**What the task asks**
Your task is to extract every entry that follows word for word while excluding the pictures.

# Start of Material for the task

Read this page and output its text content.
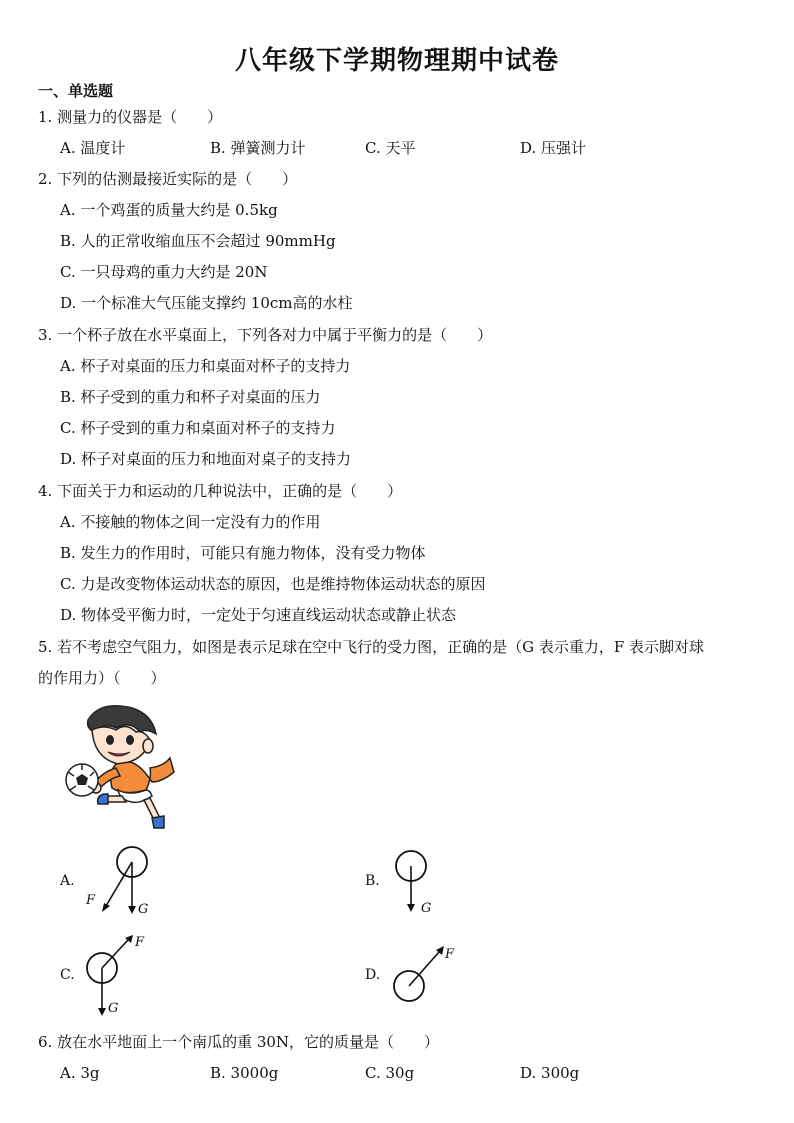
八年级下学期物理期中试卷
一、单选题
1. 测量力的仪器是（　　）
A. 温度计	B. 弹簧测力计	C. 天平	D. 压强计
2. 下列的估测最接近实际的是（　　）
A. 一个鸡蛋的质量大约是 0.5kg
B. 人的正常收缩血压不会超过 90mmHg
C. 一只母鸡的重力大约是 20N
D. 一个标准大气压能支撑约 10cm高的水柱
3. 一个杯子放在水平桌面上，下列各对力中属于平衡力的是（　　）
A. 杯子对桌面的压力和桌面对杯子的支持力
B. 杯子受到的重力和杯子对桌面的压力
C. 杯子受到的重力和桌面对杯子的支持力
D. 杯子对桌面的压力和地面对桌子的支持力
4. 下面关于力和运动的几种说法中，正确的是（　　）
A. 不接触的物体之间一定没有力的作用
B. 发生力的作用时，可能只有施力物体，没有受力物体
C. 力是改变物体运动状态的原因，也是维持物体运动状态的原因
D. 物体受平衡力时，一定处于匀速直线运动状态或静止状态
5. 若不考虑空气阻力，如图是表示足球在空中飞行的受力图，正确的是（G 表示重力，F 表示脚对球
的作用力）（　　）
A.
F
G
B.
G
C.
F
G
D.
F
6. 放在水平地面上一个南瓜的重 30N，它的质量是（　　）
A. 3g	B. 3000g	C. 30g	D. 300g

# End of Material for the task

**Solved problem**
Read this page and output its text content.
八年级下学期物理期中试卷
一、单选题
1. 测量力的仪器是（　　）
A. 温度计	B. 弹簧测力计	C. 天平	D. 压强计
2. 下列的估测最接近实际的是（　　）
A. 一个鸡蛋的质量大约是 0.5kg
B. 人的正常收缩血压不会超过 90mmHg
C. 一只母鸡的重力大约是 20N
D. 一个标准大气压能支撑约 10cm高的水柱
3. 一个杯子放在水平桌面上，下列各对力中属于平衡力的是（　　）
A. 杯子对桌面的压力和桌面对杯子的支持力
B. 杯子受到的重力和杯子对桌面的压力
C. 杯子受到的重力和桌面对杯子的支持力
D. 杯子对桌面的压力和地面对桌子的支持力
4. 下面关于力和运动的几种说法中，正确的是（　　）
A. 不接触的物体之间一定没有力的作用
B. 发生力的作用时，可能只有施力物体，没有受力物体
C. 力是改变物体运动状态的原因，也是维持物体运动状态的原因
D. 物体受平衡力时，一定处于匀速直线运动状态或静止状态
5. 若不考虑空气阻力，如图是表示足球在空中飞行的受力图，正确的是（G 表示重力，F 表示脚对球
的作用力）（　　）
A.
F
G
B.
G
C.
F
G
D.
F
6. 放在水平地面上一个南瓜的重 30N，它的质量是（　　）
A. 3g	B. 3000g	C. 30g	D. 300g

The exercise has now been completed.